--- BEGIN INPUT ---

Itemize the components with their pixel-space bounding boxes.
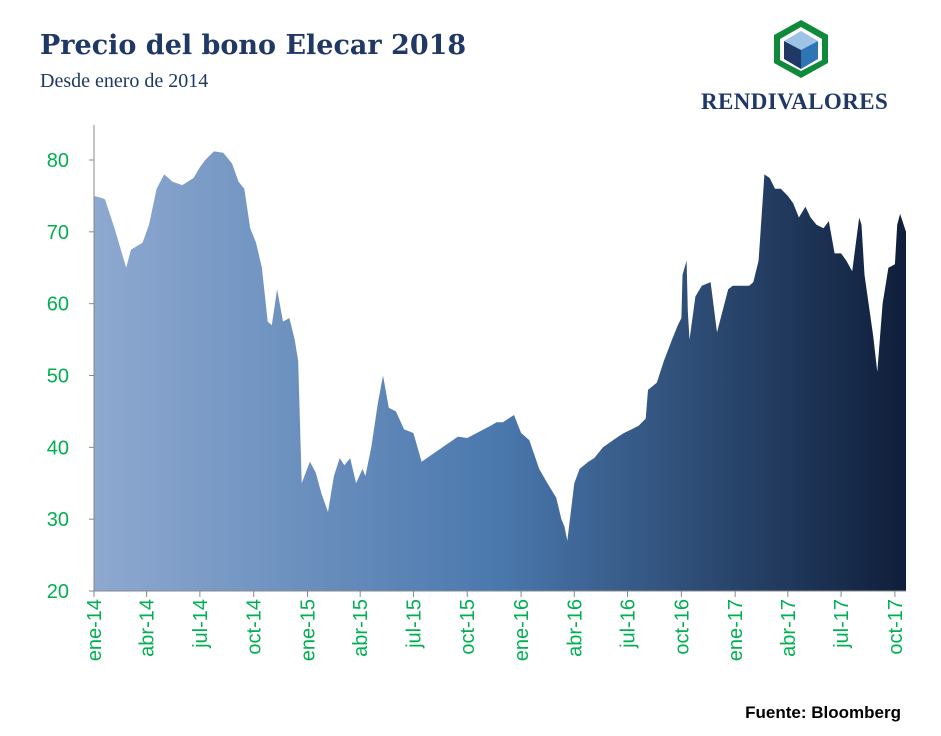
y-tick-label: 60 xyxy=(47,294,69,316)
chart-subtitle: Desde enero de 2014 xyxy=(40,70,209,92)
x-tick-label: jul-14 xyxy=(190,599,212,649)
x-tick-label: oct-14 xyxy=(244,599,266,655)
y-tick-label: 70 xyxy=(47,222,69,244)
y-tick-label: 80 xyxy=(47,150,69,172)
x-tick-label: ene-15 xyxy=(298,599,320,661)
y-tick-label: 40 xyxy=(47,437,69,459)
logo-cube-right xyxy=(801,41,818,69)
x-tick-label: oct-15 xyxy=(457,599,479,655)
x-tick-label: jul-16 xyxy=(618,599,640,649)
x-tick-label: jul-17 xyxy=(831,599,853,649)
x-tick-label: abr-15 xyxy=(350,599,372,657)
x-tick-label: ene-16 xyxy=(511,599,533,661)
x-tick-label: jul-15 xyxy=(403,599,425,649)
y-tick-label: 50 xyxy=(47,366,69,388)
brand-name: RENDIVALORES xyxy=(701,89,889,114)
y-tick-label: 20 xyxy=(47,581,69,603)
x-tick-label: abr-16 xyxy=(564,599,586,657)
x-tick-label: oct-17 xyxy=(885,599,907,655)
x-tick-label: oct-16 xyxy=(671,599,693,655)
price-area-series xyxy=(94,151,906,591)
x-tick-label: abr-17 xyxy=(778,599,800,657)
logo-cube-left xyxy=(784,41,801,69)
logo-cube-top xyxy=(784,31,818,50)
x-tick-label: ene-14 xyxy=(84,599,106,661)
source-note: Fuente: Bloomberg xyxy=(745,703,901,722)
x-tick-label: ene-17 xyxy=(725,599,747,661)
y-tick-label: 30 xyxy=(47,509,69,531)
brand-logo: RENDIVALORES xyxy=(690,18,930,118)
cube-logo-icon xyxy=(774,20,828,78)
chart-title: Precio del bono Elecar 2018 xyxy=(40,30,467,61)
x-tick-label: abr-14 xyxy=(137,599,159,657)
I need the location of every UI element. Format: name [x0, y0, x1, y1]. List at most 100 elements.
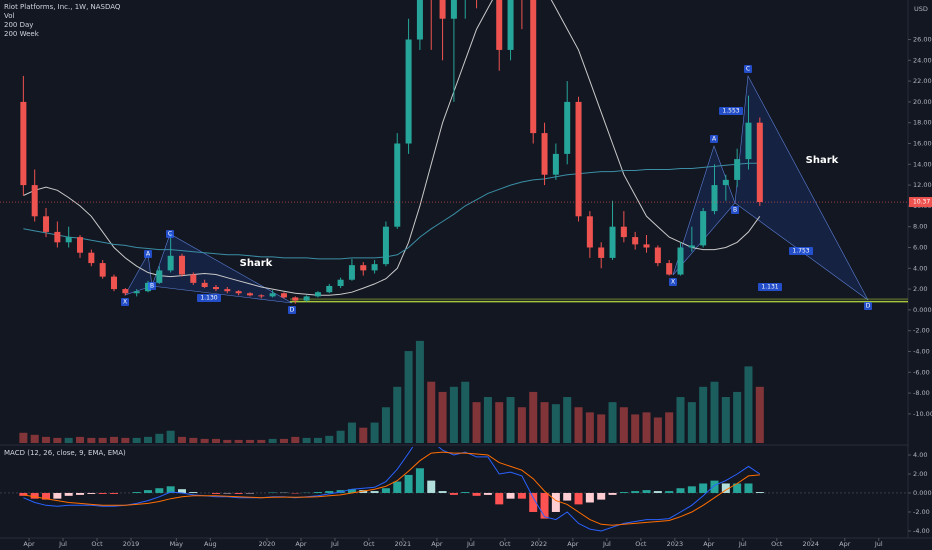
pattern-point-label: A [712, 136, 717, 143]
candle-body [122, 289, 129, 294]
macd-histogram-bar [19, 492, 28, 496]
y-tick-label: 6.00 [913, 243, 927, 251]
candle-body [303, 296, 310, 301]
moving-average [23, 0, 761, 296]
macd-histogram-bar [506, 492, 515, 499]
pattern-point-label: 1.130 [200, 295, 217, 302]
macd-histogram-bar [98, 492, 107, 494]
x-tick-label: Jul [738, 540, 747, 548]
candle-body [31, 185, 38, 217]
x-tick-label: Jul [330, 540, 339, 548]
x-tick-label: 2019 [123, 540, 140, 548]
last-price-tag [909, 197, 932, 208]
macd-line [23, 447, 761, 532]
candle-body [111, 276, 118, 290]
candle-body [575, 101, 582, 217]
candle-body [280, 293, 287, 298]
volume-bar [642, 412, 651, 443]
y-tick-label: 22.00 [913, 77, 932, 85]
candle-body [530, 0, 537, 134]
x-tick-label: 2023 [667, 540, 684, 548]
candle-body [292, 297, 299, 301]
macd-histogram-bar [132, 492, 141, 493]
pattern-point-label: A [146, 251, 151, 258]
volume-bar [245, 439, 254, 443]
macd-histogram-bar [438, 491, 447, 493]
price-pane [0, 0, 908, 443]
macd-histogram-bar [608, 492, 617, 495]
x-tick-label: Apr [23, 540, 35, 548]
macd-histogram-bar [449, 492, 458, 495]
macd-histogram-bar [64, 492, 73, 496]
volume-bar [211, 438, 220, 443]
volume-bar [200, 438, 209, 443]
pattern-point-box [148, 282, 156, 290]
macd-y-tick-label: 2.00 [913, 470, 927, 478]
macd-histogram-bar [597, 492, 606, 500]
macd-histogram-bar [143, 490, 152, 493]
macd-histogram-bar [733, 483, 742, 493]
volume-bar [404, 351, 413, 443]
x-tick-label: Apr [431, 540, 443, 548]
macd-histogram-bar [563, 492, 572, 501]
macd-histogram-bar [699, 483, 708, 493]
volume-bar [143, 436, 152, 443]
y-tick-label: 18.00 [913, 119, 932, 127]
macd-histogram-bar [415, 468, 424, 493]
pattern-point-label: 1.553 [722, 108, 739, 115]
pattern-point-label: C [746, 66, 750, 73]
x-tick-label: 2024 [803, 540, 820, 548]
pattern-point-label: 1.131 [761, 284, 778, 291]
macd-histogram-bar [53, 492, 62, 499]
candle-body [416, 0, 423, 40]
volume-bar [506, 397, 515, 443]
macd-histogram-bar [155, 488, 164, 493]
x-tick-label: 2022 [531, 540, 548, 548]
macd-histogram-bar [744, 483, 753, 493]
volume-bar [76, 436, 85, 443]
candle-body [337, 279, 344, 286]
x-tick-label: Apr [567, 540, 579, 548]
candle-body [734, 159, 741, 180]
candle-body [360, 265, 367, 271]
moving-average [23, 162, 760, 260]
macd-histogram-bar [540, 492, 549, 519]
pattern-point-label: B [733, 207, 737, 214]
macd-label: MACD (12, 26, close, 9, EMA, EMA) [4, 449, 126, 457]
x-tick-label: Oct [91, 540, 103, 548]
candle-body [178, 255, 185, 275]
volume-bar [755, 386, 764, 443]
pattern-label: Shark [240, 258, 273, 269]
candle-body [405, 39, 412, 144]
macd-histogram-bar [42, 492, 51, 500]
candle-body [632, 237, 639, 245]
pattern-point-box [789, 247, 813, 255]
volume-bar [483, 397, 492, 443]
macd-histogram-bar [721, 483, 730, 493]
candle-body [382, 226, 389, 265]
candle-body [643, 244, 650, 248]
pattern-point-box [288, 306, 296, 314]
candle-body [65, 237, 72, 243]
x-tick-label: May [170, 540, 184, 548]
macd-histogram-bar [665, 491, 674, 493]
candle-body [144, 282, 151, 292]
macd-histogram-bar [517, 492, 526, 499]
macd-histogram-bar [393, 481, 402, 493]
volume-bar [597, 414, 606, 443]
macd-histogram-bar [211, 492, 220, 494]
volume-bar [110, 436, 119, 443]
y-tick-label: -2.00 [913, 327, 930, 335]
volume-bar [438, 391, 447, 443]
macd-histogram-bar [404, 474, 413, 493]
candle-body [314, 292, 321, 297]
pattern-point-label: X [671, 279, 675, 286]
candle-body [586, 216, 593, 248]
volume-bar [42, 436, 51, 443]
overlay: 26.00 24.00 22.00 20.00 18.00 16.00 14.00 12.00… [23, 36, 932, 548]
pattern-point-box [710, 135, 718, 143]
volume-bar [495, 402, 504, 443]
candle-body [666, 263, 673, 275]
volume-bar [370, 422, 379, 443]
volume-bar [631, 414, 640, 443]
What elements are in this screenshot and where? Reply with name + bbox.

--- END INPUT ---

## STATED GOAL
Copy the data verbatim, from the line containing "y-tick-label: 60 xyxy=(47,294,69,316)" to the line containing "y-tick-label: 30 xyxy=(47,509,69,531)", including both of those lines.

## OUTPUT OF THE TASK
y-tick-label: 60 xyxy=(47,294,69,316)
chart-subtitle: Desde enero de 2014 xyxy=(40,70,209,92)
x-tick-label: jul-14 xyxy=(190,599,212,649)
x-tick-label: oct-14 xyxy=(244,599,266,655)
y-tick-label: 70 xyxy=(47,222,69,244)
y-tick-label: 80 xyxy=(47,150,69,172)
x-tick-label: ene-15 xyxy=(298,599,320,661)
y-tick-label: 40 xyxy=(47,437,69,459)
logo-cube-right xyxy=(801,41,818,69)
x-tick-label: oct-15 xyxy=(457,599,479,655)
x-tick-label: jul-16 xyxy=(618,599,640,649)
x-tick-label: jul-17 xyxy=(831,599,853,649)
x-tick-label: abr-15 xyxy=(350,599,372,657)
x-tick-label: ene-16 xyxy=(511,599,533,661)
x-tick-label: jul-15 xyxy=(403,599,425,649)
y-tick-label: 50 xyxy=(47,366,69,388)
brand-name: RENDIVALORES xyxy=(701,89,889,114)
y-tick-label: 20 xyxy=(47,581,69,603)
x-tick-label: abr-16 xyxy=(564,599,586,657)
x-tick-label: oct-17 xyxy=(885,599,907,655)
x-tick-label: oct-16 xyxy=(671,599,693,655)
price-area-series xyxy=(94,151,906,591)
x-tick-label: abr-17 xyxy=(778,599,800,657)
logo-cube-left xyxy=(784,41,801,69)
logo-cube-top xyxy=(784,31,818,50)
x-tick-label: ene-14 xyxy=(84,599,106,661)
source-note: Fuente: Bloomberg xyxy=(745,703,901,722)
x-tick-label: ene-17 xyxy=(725,599,747,661)
y-tick-label: 30 xyxy=(47,509,69,531)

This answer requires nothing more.